● What you are asked to do: Reading the listing below, count the lines that contain the word "icon" and give that count alone.

● Dataset content:
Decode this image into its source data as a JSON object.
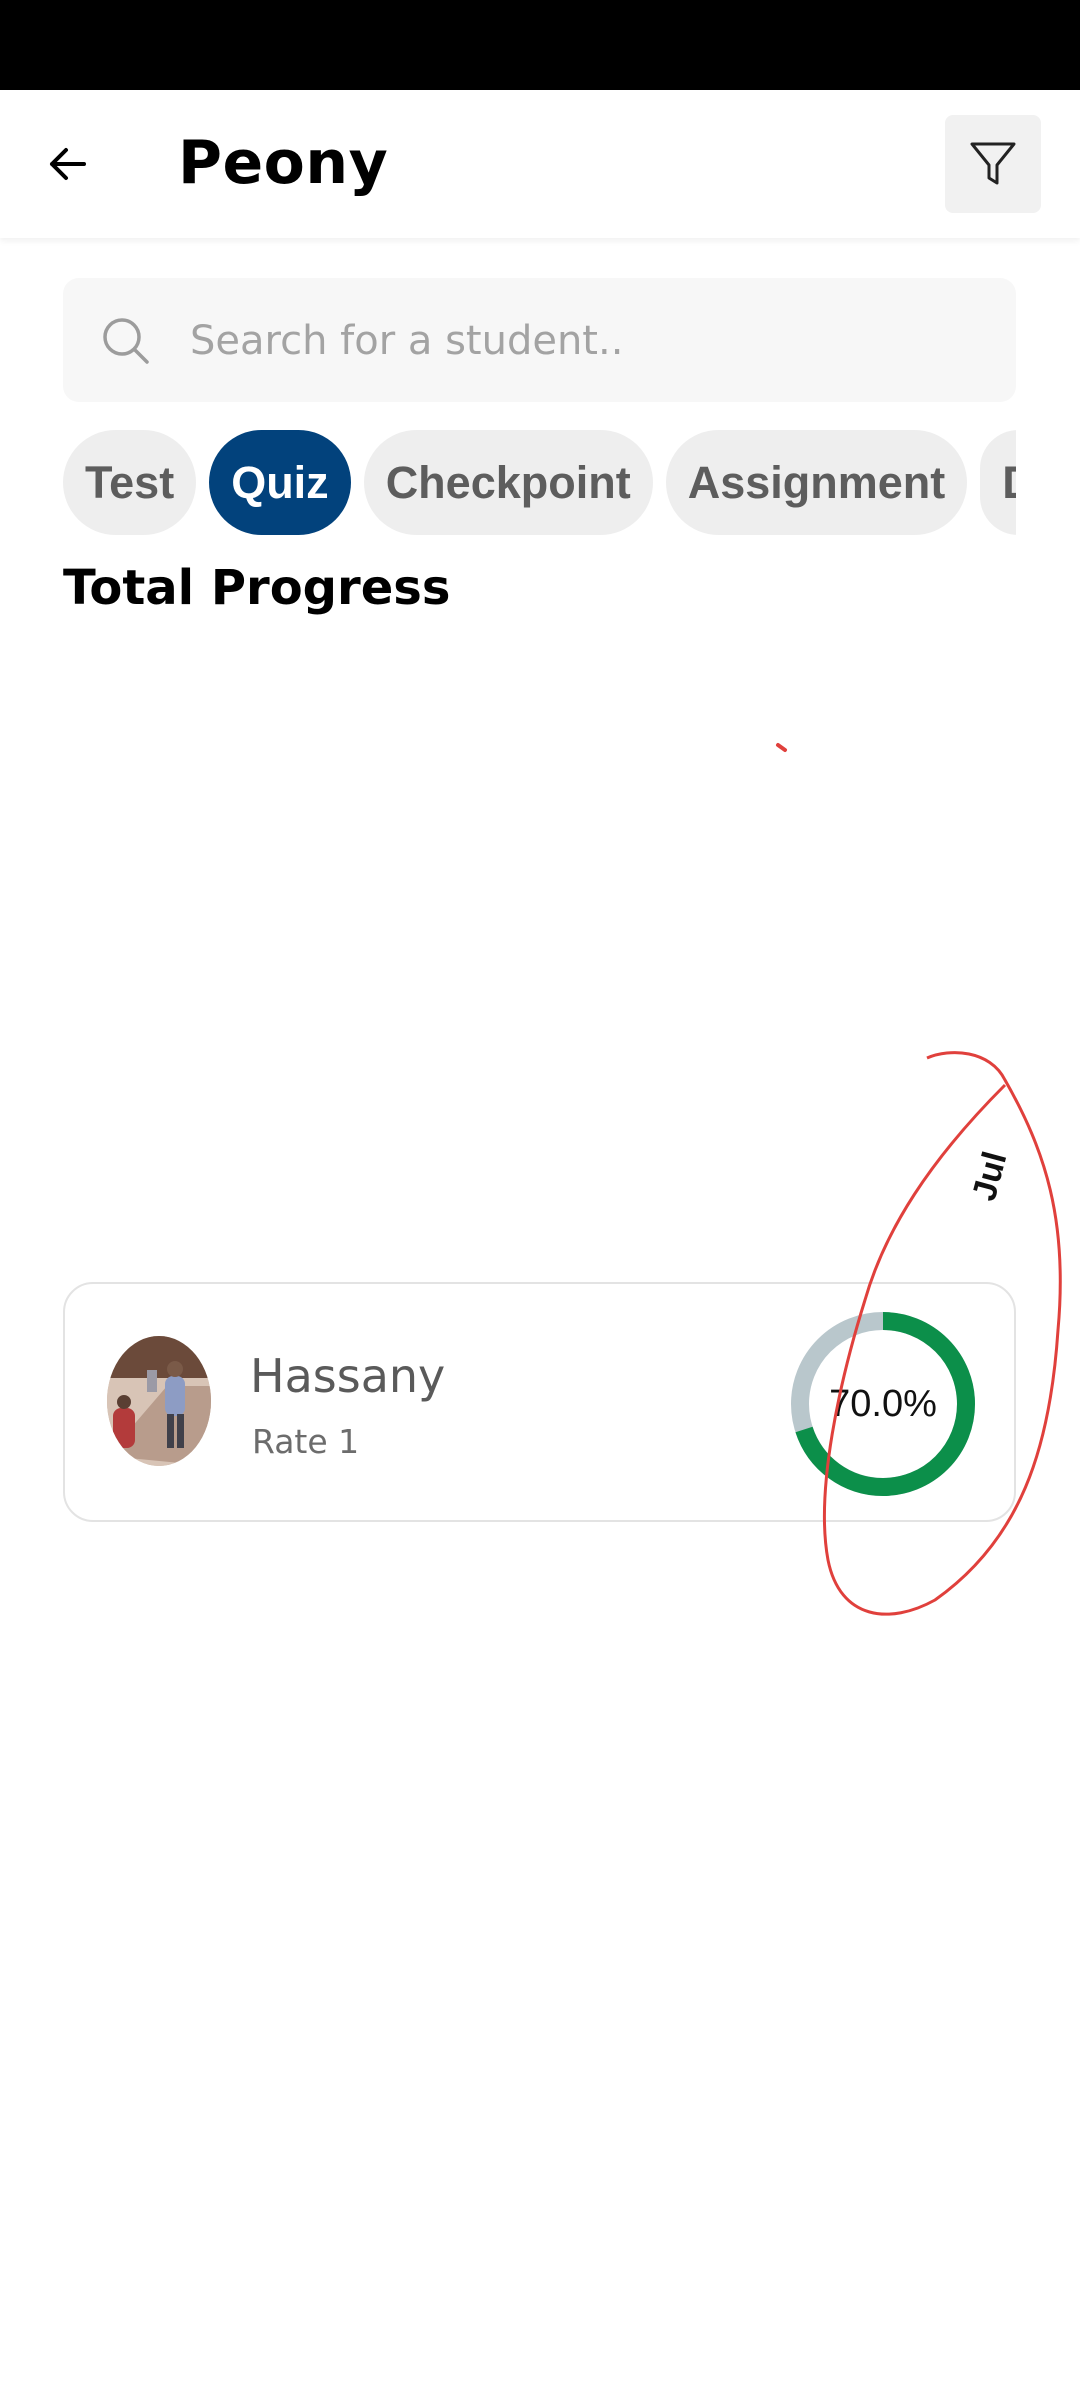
{
  "header": {
    "title": "Peony",
    "back_icon": "arrow-left-icon",
    "filter_icon": "filter-funnel-icon"
  },
  "search": {
    "placeholder": "Search for a student..",
    "value": ""
  },
  "tabs": [
    {
      "label": "Test",
      "active": false
    },
    {
      "label": "Quiz",
      "active": true
    },
    {
      "label": "Checkpoint",
      "active": false
    },
    {
      "label": "Assignment",
      "active": false
    },
    {
      "label": "D",
      "active": false
    }
  ],
  "section": {
    "title": "Total Progress"
  },
  "chart": {
    "axis_label": "Jul"
  },
  "students": [
    {
      "name": "Hassany",
      "rate": "Rate 1",
      "progress_text": "70.0%",
      "progress": 0.7
    }
  ],
  "colors": {
    "accent": "#02427c",
    "progress": "#0c8f4a",
    "progress_track": "#b9c7cc",
    "annotation": "#e0403c"
  }
}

● Answer to the problem: 2